• **Direction**
Reproduce each line of the material precisely.

[Dataset listings of figures]
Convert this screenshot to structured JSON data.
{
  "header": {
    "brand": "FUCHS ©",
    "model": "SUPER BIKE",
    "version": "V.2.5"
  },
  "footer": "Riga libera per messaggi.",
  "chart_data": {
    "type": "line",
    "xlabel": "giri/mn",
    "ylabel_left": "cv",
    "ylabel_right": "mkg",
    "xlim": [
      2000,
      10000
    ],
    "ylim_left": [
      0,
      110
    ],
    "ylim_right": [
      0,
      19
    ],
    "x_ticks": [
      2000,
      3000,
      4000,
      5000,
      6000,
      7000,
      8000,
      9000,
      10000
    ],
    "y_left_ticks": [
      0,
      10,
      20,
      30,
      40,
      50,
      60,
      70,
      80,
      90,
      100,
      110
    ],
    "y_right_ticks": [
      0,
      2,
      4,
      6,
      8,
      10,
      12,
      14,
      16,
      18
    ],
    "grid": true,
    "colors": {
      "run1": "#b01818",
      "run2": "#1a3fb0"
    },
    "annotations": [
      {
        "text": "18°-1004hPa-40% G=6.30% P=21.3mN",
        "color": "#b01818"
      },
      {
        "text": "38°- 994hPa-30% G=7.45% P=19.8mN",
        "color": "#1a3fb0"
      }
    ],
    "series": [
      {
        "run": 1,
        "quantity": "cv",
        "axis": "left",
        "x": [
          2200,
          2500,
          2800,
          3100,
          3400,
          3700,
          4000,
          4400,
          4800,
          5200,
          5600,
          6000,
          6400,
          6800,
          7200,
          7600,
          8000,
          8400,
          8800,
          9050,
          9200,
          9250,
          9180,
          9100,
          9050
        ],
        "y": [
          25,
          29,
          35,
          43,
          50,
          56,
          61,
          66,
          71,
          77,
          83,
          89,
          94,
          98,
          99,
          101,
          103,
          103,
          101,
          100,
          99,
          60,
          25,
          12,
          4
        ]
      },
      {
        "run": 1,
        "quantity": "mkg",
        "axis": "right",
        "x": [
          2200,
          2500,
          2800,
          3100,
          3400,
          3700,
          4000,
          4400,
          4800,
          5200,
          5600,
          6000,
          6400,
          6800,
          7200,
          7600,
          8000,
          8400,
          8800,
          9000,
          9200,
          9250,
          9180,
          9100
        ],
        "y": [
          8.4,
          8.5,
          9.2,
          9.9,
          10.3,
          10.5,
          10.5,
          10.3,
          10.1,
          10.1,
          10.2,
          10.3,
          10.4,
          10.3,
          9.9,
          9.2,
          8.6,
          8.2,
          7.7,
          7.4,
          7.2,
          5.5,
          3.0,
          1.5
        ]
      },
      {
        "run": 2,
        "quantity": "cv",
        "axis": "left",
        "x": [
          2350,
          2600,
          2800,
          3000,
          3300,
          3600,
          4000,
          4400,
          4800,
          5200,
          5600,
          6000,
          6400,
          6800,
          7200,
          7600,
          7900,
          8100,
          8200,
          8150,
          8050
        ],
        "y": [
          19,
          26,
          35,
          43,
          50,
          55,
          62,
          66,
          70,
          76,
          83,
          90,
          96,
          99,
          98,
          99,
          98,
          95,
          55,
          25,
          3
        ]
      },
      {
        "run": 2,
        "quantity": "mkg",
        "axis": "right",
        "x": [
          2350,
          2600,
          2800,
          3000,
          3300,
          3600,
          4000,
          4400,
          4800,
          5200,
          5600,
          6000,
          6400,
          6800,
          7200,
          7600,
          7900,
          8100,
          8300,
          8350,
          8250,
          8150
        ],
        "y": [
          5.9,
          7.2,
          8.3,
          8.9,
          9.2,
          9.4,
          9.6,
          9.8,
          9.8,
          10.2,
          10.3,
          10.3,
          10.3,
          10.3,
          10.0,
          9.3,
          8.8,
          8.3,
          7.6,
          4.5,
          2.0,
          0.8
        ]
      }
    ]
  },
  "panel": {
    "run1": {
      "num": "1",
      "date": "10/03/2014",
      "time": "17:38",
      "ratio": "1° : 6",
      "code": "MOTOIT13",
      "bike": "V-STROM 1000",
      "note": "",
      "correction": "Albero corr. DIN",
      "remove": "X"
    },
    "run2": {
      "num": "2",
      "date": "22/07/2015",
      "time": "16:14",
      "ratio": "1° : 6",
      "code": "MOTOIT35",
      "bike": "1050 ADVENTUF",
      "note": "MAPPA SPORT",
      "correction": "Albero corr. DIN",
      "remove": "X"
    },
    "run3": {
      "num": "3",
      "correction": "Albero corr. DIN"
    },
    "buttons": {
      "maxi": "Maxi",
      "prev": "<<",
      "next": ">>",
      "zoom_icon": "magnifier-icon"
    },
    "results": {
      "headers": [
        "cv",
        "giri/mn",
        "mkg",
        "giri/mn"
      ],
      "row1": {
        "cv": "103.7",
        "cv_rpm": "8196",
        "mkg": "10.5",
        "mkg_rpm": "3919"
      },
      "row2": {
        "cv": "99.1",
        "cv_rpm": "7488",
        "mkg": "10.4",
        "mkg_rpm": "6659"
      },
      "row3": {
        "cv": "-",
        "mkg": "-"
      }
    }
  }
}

• **The solution**
Convert this screenshot to structured JSON data.
{
  "header": {
    "brand": "FUCHS ©",
    "model": "SUPER BIKE",
    "version": "V.2.5"
  },
  "footer": "Riga libera per messaggi.",
  "chart_data": {
    "type": "line",
    "xlabel": "giri/mn",
    "ylabel_left": "cv",
    "ylabel_right": "mkg",
    "xlim": [
      2000,
      10000
    ],
    "ylim_left": [
      0,
      110
    ],
    "ylim_right": [
      0,
      19
    ],
    "x_ticks": [
      2000,
      3000,
      4000,
      5000,
      6000,
      7000,
      8000,
      9000,
      10000
    ],
    "y_left_ticks": [
      0,
      10,
      20,
      30,
      40,
      50,
      60,
      70,
      80,
      90,
      100,
      110
    ],
    "y_right_ticks": [
      0,
      2,
      4,
      6,
      8,
      10,
      12,
      14,
      16,
      18
    ],
    "grid": true,
    "colors": {
      "run1": "#b01818",
      "run2": "#1a3fb0"
    },
    "annotations": [
      {
        "text": "18°-1004hPa-40% G=6.30% P=21.3mN",
        "color": "#b01818"
      },
      {
        "text": "38°- 994hPa-30% G=7.45% P=19.8mN",
        "color": "#1a3fb0"
      }
    ],
    "series": [
      {
        "run": 1,
        "quantity": "cv",
        "axis": "left",
        "x": [
          2200,
          2500,
          2800,
          3100,
          3400,
          3700,
          4000,
          4400,
          4800,
          5200,
          5600,
          6000,
          6400,
          6800,
          7200,
          7600,
          8000,
          8400,
          8800,
          9050,
          9200,
          9250,
          9180,
          9100,
          9050
        ],
        "y": [
          25,
          29,
          35,
          43,
          50,
          56,
          61,
          66,
          71,
          77,
          83,
          89,
          94,
          98,
          99,
          101,
          103,
          103,
          101,
          100,
          99,
          60,
          25,
          12,
          4
        ]
      },
      {
        "run": 1,
        "quantity": "mkg",
        "axis": "right",
        "x": [
          2200,
          2500,
          2800,
          3100,
          3400,
          3700,
          4000,
          4400,
          4800,
          5200,
          5600,
          6000,
          6400,
          6800,
          7200,
          7600,
          8000,
          8400,
          8800,
          9000,
          9200,
          9250,
          9180,
          9100
        ],
        "y": [
          8.4,
          8.5,
          9.2,
          9.9,
          10.3,
          10.5,
          10.5,
          10.3,
          10.1,
          10.1,
          10.2,
          10.3,
          10.4,
          10.3,
          9.9,
          9.2,
          8.6,
          8.2,
          7.7,
          7.4,
          7.2,
          5.5,
          3.0,
          1.5
        ]
      },
      {
        "run": 2,
        "quantity": "cv",
        "axis": "left",
        "x": [
          2350,
          2600,
          2800,
          3000,
          3300,
          3600,
          4000,
          4400,
          4800,
          5200,
          5600,
          6000,
          6400,
          6800,
          7200,
          7600,
          7900,
          8100,
          8200,
          8150,
          8050
        ],
        "y": [
          19,
          26,
          35,
          43,
          50,
          55,
          62,
          66,
          70,
          76,
          83,
          90,
          96,
          99,
          98,
          99,
          98,
          95,
          55,
          25,
          3
        ]
      },
      {
        "run": 2,
        "quantity": "mkg",
        "axis": "right",
        "x": [
          2350,
          2600,
          2800,
          3000,
          3300,
          3600,
          4000,
          4400,
          4800,
          5200,
          5600,
          6000,
          6400,
          6800,
          7200,
          7600,
          7900,
          8100,
          8300,
          8350,
          8250,
          8150
        ],
        "y": [
          5.9,
          7.2,
          8.3,
          8.9,
          9.2,
          9.4,
          9.6,
          9.8,
          9.8,
          10.2,
          10.3,
          10.3,
          10.3,
          10.3,
          10.0,
          9.3,
          8.8,
          8.3,
          7.6,
          4.5,
          2.0,
          0.8
        ]
      }
    ]
  },
  "panel": {
    "run1": {
      "num": "1",
      "date": "10/03/2014",
      "time": "17:38",
      "ratio": "1° : 6",
      "code": "MOTOIT13",
      "bike": "V-STROM 1000",
      "note": "",
      "correction": "Albero corr. DIN",
      "remove": "X"
    },
    "run2": {
      "num": "2",
      "date": "22/07/2015",
      "time": "16:14",
      "ratio": "1° : 6",
      "code": "MOTOIT35",
      "bike": "1050 ADVENTUF",
      "note": "MAPPA SPORT",
      "correction": "Albero corr. DIN",
      "remove": "X"
    },
    "run3": {
      "num": "3",
      "correction": "Albero corr. DIN"
    },
    "buttons": {
      "maxi": "Maxi",
      "prev": "<<",
      "next": ">>",
      "zoom_icon": "magnifier-icon"
    },
    "results": {
      "headers": [
        "cv",
        "giri/mn",
        "mkg",
        "giri/mn"
      ],
      "row1": {
        "cv": "103.7",
        "cv_rpm": "8196",
        "mkg": "10.5",
        "mkg_rpm": "3919"
      },
      "row2": {
        "cv": "99.1",
        "cv_rpm": "7488",
        "mkg": "10.4",
        "mkg_rpm": "6659"
      },
      "row3": {
        "cv": "-",
        "mkg": "-"
      }
    }
  }
}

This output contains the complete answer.